-- START DATA IN THIS EXERCISE --

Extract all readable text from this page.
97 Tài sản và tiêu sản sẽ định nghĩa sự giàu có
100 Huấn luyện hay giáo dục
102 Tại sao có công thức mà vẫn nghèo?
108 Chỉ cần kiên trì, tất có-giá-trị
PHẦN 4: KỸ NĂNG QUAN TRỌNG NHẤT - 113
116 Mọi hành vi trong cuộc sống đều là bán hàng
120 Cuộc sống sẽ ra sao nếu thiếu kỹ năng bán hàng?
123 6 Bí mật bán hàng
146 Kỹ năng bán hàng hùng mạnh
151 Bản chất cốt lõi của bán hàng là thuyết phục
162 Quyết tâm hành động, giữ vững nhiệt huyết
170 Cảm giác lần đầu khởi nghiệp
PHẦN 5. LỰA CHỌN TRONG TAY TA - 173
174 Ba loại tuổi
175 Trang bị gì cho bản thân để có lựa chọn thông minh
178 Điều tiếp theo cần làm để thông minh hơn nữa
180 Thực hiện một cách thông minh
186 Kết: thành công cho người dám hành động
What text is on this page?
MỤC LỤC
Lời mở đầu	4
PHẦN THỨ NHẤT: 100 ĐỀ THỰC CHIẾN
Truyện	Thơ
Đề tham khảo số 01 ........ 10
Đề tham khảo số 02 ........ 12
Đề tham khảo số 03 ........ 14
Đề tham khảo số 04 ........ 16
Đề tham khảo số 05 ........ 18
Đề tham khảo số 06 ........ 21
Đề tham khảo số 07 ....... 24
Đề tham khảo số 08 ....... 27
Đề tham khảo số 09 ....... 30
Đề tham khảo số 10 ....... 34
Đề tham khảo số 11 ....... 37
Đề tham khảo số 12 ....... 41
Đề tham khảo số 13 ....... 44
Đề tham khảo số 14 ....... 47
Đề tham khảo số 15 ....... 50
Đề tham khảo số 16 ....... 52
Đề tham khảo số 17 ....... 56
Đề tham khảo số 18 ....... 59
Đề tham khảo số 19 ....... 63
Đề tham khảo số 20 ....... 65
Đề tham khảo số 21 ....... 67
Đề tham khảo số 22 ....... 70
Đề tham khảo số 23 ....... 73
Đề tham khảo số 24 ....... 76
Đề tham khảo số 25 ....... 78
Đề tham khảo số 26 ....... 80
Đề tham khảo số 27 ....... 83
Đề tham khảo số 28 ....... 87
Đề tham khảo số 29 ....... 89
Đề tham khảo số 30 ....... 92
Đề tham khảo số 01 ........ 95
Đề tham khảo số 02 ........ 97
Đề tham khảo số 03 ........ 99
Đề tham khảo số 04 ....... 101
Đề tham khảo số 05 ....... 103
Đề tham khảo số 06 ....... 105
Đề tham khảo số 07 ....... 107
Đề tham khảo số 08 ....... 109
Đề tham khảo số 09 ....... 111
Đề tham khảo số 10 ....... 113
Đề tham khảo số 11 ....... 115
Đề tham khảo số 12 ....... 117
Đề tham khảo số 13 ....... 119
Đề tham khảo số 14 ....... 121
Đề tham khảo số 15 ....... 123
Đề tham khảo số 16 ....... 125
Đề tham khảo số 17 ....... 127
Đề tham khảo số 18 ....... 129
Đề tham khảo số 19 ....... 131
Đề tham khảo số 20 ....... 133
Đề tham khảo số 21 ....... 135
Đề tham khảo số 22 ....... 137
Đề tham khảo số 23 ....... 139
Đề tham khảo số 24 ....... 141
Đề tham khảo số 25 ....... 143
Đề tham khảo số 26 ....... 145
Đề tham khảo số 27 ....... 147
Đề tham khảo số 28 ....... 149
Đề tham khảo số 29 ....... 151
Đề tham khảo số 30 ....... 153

-- END DATA IN THIS EXERCISE --

» **DIRECTION**
Return the listing above in full, character for character.

» **REPLY TO THE EXERCISE**
Extract all readable text from this page.
97 Tài sản và tiêu sản sẽ định nghĩa sự giàu có
100 Huấn luyện hay giáo dục
102 Tại sao có công thức mà vẫn nghèo?
108 Chỉ cần kiên trì, tất có-giá-trị
PHẦN 4: KỸ NĂNG QUAN TRỌNG NHẤT - 113
116 Mọi hành vi trong cuộc sống đều là bán hàng
120 Cuộc sống sẽ ra sao nếu thiếu kỹ năng bán hàng?
123 6 Bí mật bán hàng
146 Kỹ năng bán hàng hùng mạnh
151 Bản chất cốt lõi của bán hàng là thuyết phục
162 Quyết tâm hành động, giữ vững nhiệt huyết
170 Cảm giác lần đầu khởi nghiệp
PHẦN 5. LỰA CHỌN TRONG TAY TA - 173
174 Ba loại tuổi
175 Trang bị gì cho bản thân để có lựa chọn thông minh
178 Điều tiếp theo cần làm để thông minh hơn nữa
180 Thực hiện một cách thông minh
186 Kết: thành công cho người dám hành động
What text is on this page?
MỤC LỤC
Lời mở đầu	4
PHẦN THỨ NHẤT: 100 ĐỀ THỰC CHIẾN
Truyện	Thơ
Đề tham khảo số 01 ........ 10
Đề tham khảo số 02 ........ 12
Đề tham khảo số 03 ........ 14
Đề tham khảo số 04 ........ 16
Đề tham khảo số 05 ........ 18
Đề tham khảo số 06 ........ 21
Đề tham khảo số 07 ....... 24
Đề tham khảo số 08 ....... 27
Đề tham khảo số 09 ....... 30
Đề tham khảo số 10 ....... 34
Đề tham khảo số 11 ....... 37
Đề tham khảo số 12 ....... 41
Đề tham khảo số 13 ....... 44
Đề tham khảo số 14 ....... 47
Đề tham khảo số 15 ....... 50
Đề tham khảo số 16 ....... 52
Đề tham khảo số 17 ....... 56
Đề tham khảo số 18 ....... 59
Đề tham khảo số 19 ....... 63
Đề tham khảo số 20 ....... 65
Đề tham khảo số 21 ....... 67
Đề tham khảo số 22 ....... 70
Đề tham khảo số 23 ....... 73
Đề tham khảo số 24 ....... 76
Đề tham khảo số 25 ....... 78
Đề tham khảo số 26 ....... 80
Đề tham khảo số 27 ....... 83
Đề tham khảo số 28 ....... 87
Đề tham khảo số 29 ....... 89
Đề tham khảo số 30 ....... 92
Đề tham khảo số 01 ........ 95
Đề tham khảo số 02 ........ 97
Đề tham khảo số 03 ........ 99
Đề tham khảo số 04 ....... 101
Đề tham khảo số 05 ....... 103
Đề tham khảo số 06 ....... 105
Đề tham khảo số 07 ....... 107
Đề tham khảo số 08 ....... 109
Đề tham khảo số 09 ....... 111
Đề tham khảo số 10 ....... 113
Đề tham khảo số 11 ....... 115
Đề tham khảo số 12 ....... 117
Đề tham khảo số 13 ....... 119
Đề tham khảo số 14 ....... 121
Đề tham khảo số 15 ....... 123
Đề tham khảo số 16 ....... 125
Đề tham khảo số 17 ....... 127
Đề tham khảo số 18 ....... 129
Đề tham khảo số 19 ....... 131
Đề tham khảo số 20 ....... 133
Đề tham khảo số 21 ....... 135
Đề tham khảo số 22 ....... 137
Đề tham khảo số 23 ....... 139
Đề tham khảo số 24 ....... 141
Đề tham khảo số 25 ....... 143
Đề tham khảo số 26 ....... 145
Đề tham khảo số 27 ....... 147
Đề tham khảo số 28 ....... 149
Đề tham khảo số 29 ....... 151
Đề tham khảo số 30 ....... 153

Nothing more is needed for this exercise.